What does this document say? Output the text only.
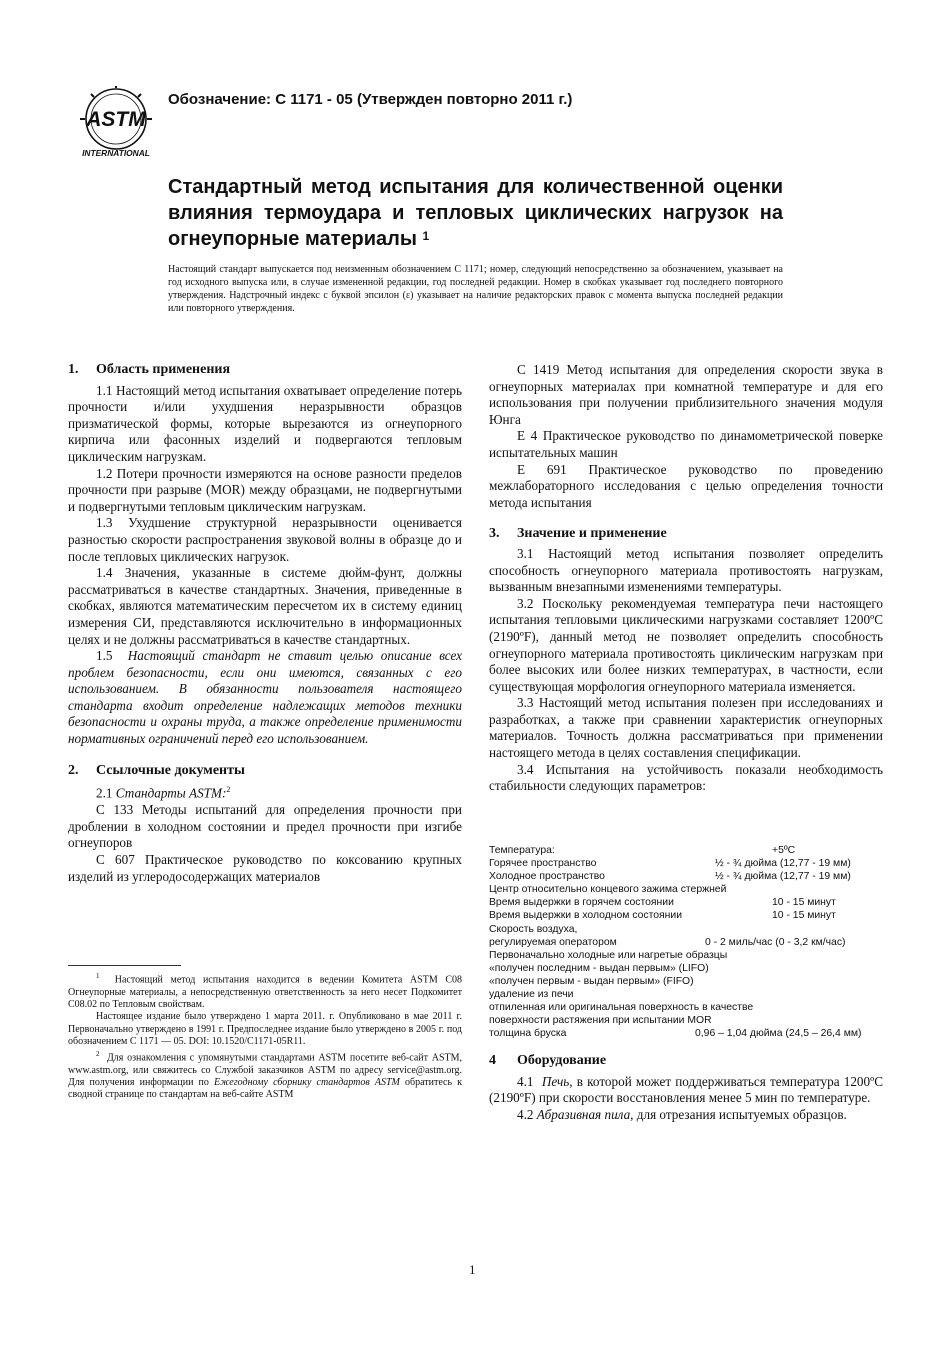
ASTM
INTERNATIONAL
Обозначение: C 1171 - 05 (Утвержден повторно 2011 г.)
Стандартный метод испытания для количественной оценки влияния термоудара и тепловых циклических нагрузок на огнеупорные материалы $^1$
Настоящий стандарт выпускается под неизменным обозначением C 1171; номер, следующий непосредственно за обозначением, указывает на год исходного выпуска или, в случае измененной редакции, год последней редакции. Номер в скобках указывает год последнего повторного утверждения. Надстрочный индекс с буквой эпсилон (ε) указывает на наличие редакторских правок с момента выпуска последней редакции или повторного утверждения.
1. Область применения

1.1 Настоящий метод испытания охватывает определение потерь прочности и/или ухудшения неразрывности образцов призматической формы, которые вырезаются из огнеупорного кирпича или фасонных изделий и подвергаются тепловым циклическим нагрузкам.

1.2 Потери прочности измеряются на основе разности пределов прочности при разрыве (MOR) между образцами, не подвергнутыми и подвергнутыми тепловым циклическим нагрузкам.

1.3 Ухудшение структурной неразрывности оценивается разностью скорости распространения звуковой волны в образце до и после тепловых циклических нагрузок.

1.4 Значения, указанные в системе дюйм-фунт, должны рассматриваться в качестве стандартных. Значения, приведенные в скобках, являются математическим пересчетом их в систему единиц измерения СИ, представляются исключительно в информационных целях и не должны рассматриваться в качестве стандартных.

1.5 Настоящий стандарт не ставит целью описание всех проблем безопасности, если они имеются, связанных с его использованием. В обязанности пользователя настоящего стандарта входит определение надлежащих методов техники безопасности и охраны труда, а также определение применимости нормативных ограничений перед его использованием.

2. Ссылочные документы

2.1 Стандарты ASTM:$^2$

C 133 Методы испытаний для определения прочности при дроблении в холодном состоянии и предел прочности при изгибе огнеупоров

C 607 Практическое руководство по коксованию крупных изделий из углеродосодержащих материалов

$^1$ Настоящий метод испытания находится в ведении Комитета ASTM C08 Огнеупорные материалы, а непосредственную ответственность за него несет Подкомитет C08.02 по Тепловым свойствам.

Настоящее издание было утверждено 1 марта 2011. г. Опубликовано в мае 2011 г. Первоначально утверждено в 1991 г. Предпоследнее издание было утверждено в 2005 г. под обозначением C 1171 — 05. DOI: 10.1520/C1171-05R11.

$^2$ Для ознакомления с упомянутыми стандартами ASTM посетите веб-сайт ASTM, www.astm.org, или свяжитесь со Службой заказчиков ASTM по адресу service@astm.org. Для получения информации по Ежегодному сборнику стандартов ASTM обратитесь к сводной странице по стандартам на веб-сайте ASTM

C 1419 Метод испытания для определения скорости звука в огнеупорных материалах при комнатной температуре и для его использования при получении приблизительного значения модуля Юнга

E 4 Практическое руководство по динамометрической поверке испытательных машин

E 691 Практическое руководство по проведению межлабораторного исследования с целью определения точности метода испытания

3. Значение и применение

3.1 Настоящий метод испытания позволяет определить способность огнеупорного материала противостоять нагрузкам, вызванным внезапными изменениями температуры.

3.2 Поскольку рекомендуемая температура печи настоящего испытания тепловыми циклическими нагрузками составляет 1200ºC (2190ºF), данный метод не позволяет определить способность огнеупорного материала противостоять циклическим нагрузкам при более высоких или более низких температурах, в частности, если существующая морфология огнеупорного материала изменяется.

3.3 Настоящий метод испытания полезен при исследованиях и разработках, а также при сравнении характеристик огнеупорных материалов. Точность должна рассматриваться при применении настоящего метода в целях составления спецификации.

3.4 Испытания на устойчивость показали необходимость стабильности следующих параметров:

Температура:	+5ºC
Горячее пространство	½ - ¾ дюйма (12,77 - 19 мм)
Холодное пространство	½ - ¾ дюйма (12,77 - 19 мм)
Центр относительно концевого зажима стержней
Время выдержки в горячем состоянии	10 - 15 минут
Время выдержки в холодном состоянии	10 - 15 минут
Скорость воздуха,
регулируемая оператором	0 - 2 миль/час (0 - 3,2 км/час)
Первоначально холодные или нагретые образцы
«получен последним - выдан первым» (LIFO)
«получен первым - выдан первым» (FIFO)
удаление из печи
отпиленная или оригинальная поверхность в качестве
поверхности растяжения при испытании MOR
толщина бруска	0,96 – 1,04 дюйма (24,5 – 26,4 мм)
4 Оборудование

4.1 Печь, в которой может поддерживаться температура 1200ºC (2190ºF) при скорости восстановления менее 5 мин по температуре.

4.2 Абразивная пила, для отрезания испытуемых образцов.

1
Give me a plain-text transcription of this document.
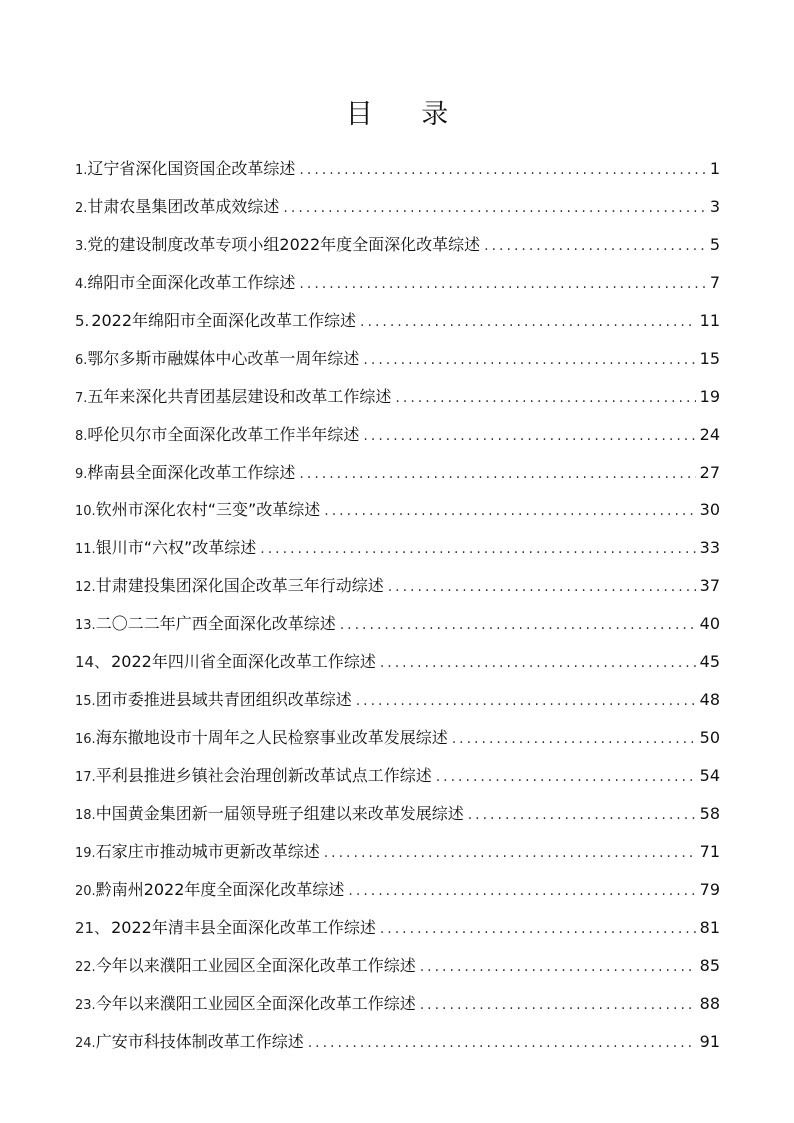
目 录
1. 辽宁省深化国资国企改革综述 .....	1
2. 甘肃农垦集团改革成效综述 .....	3
3. 党的建设制度改革专项小组2022年度全面深化改革综述 .....	5
4. 绵阳市全面深化改革工作综述 .....	7
5. 2022年绵阳市全面深化改革工作综述 .....	11
6. 鄂尔多斯市融媒体中心改革一周年综述 .....	15
7. 五年来深化共青团基层建设和改革工作综述 .....	19
8. 呼伦贝尔市全面深化改革工作半年综述 .....	24
9. 桦南县全面深化改革工作综述 .....	27
10. 钦州市深化农村“三变”改革综述 .....	30
11. 银川市“六权”改革综述 .....	33
12. 甘肃建投集团深化国企改革三年行动综述 .....	37
13. 二〇二二年广西全面深化改革综述 .....	40
14、 2022年四川省全面深化改革工作综述 .....	45
15. 团市委推进县域共青团组织改革综述 .....	48
16. 海东撤地设市十周年之人民检察事业改革发展综述 .....	50
17. 平利县推进乡镇社会治理创新改革试点工作综述 .....	54
18. 中国黄金集团新一届领导班子组建以来改革发展综述 .....	58
19. 石家庄市推动城市更新改革综述 .....	71
20. 黔南州2022年度全面深化改革综述 .....	79
21、 2022年清丰县全面深化改革工作综述 .....	81
22. 今年以来濮阳工业园区全面深化改革工作综述 .....	85
23. 今年以来濮阳工业园区全面深化改革工作综述 .....	88
24. 广安市科技体制改革工作综述 .....	91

**Exercise:** Only the number is wanted: how many lines of the material contain the word "Практическое"?

**Solution for this exercise:** 3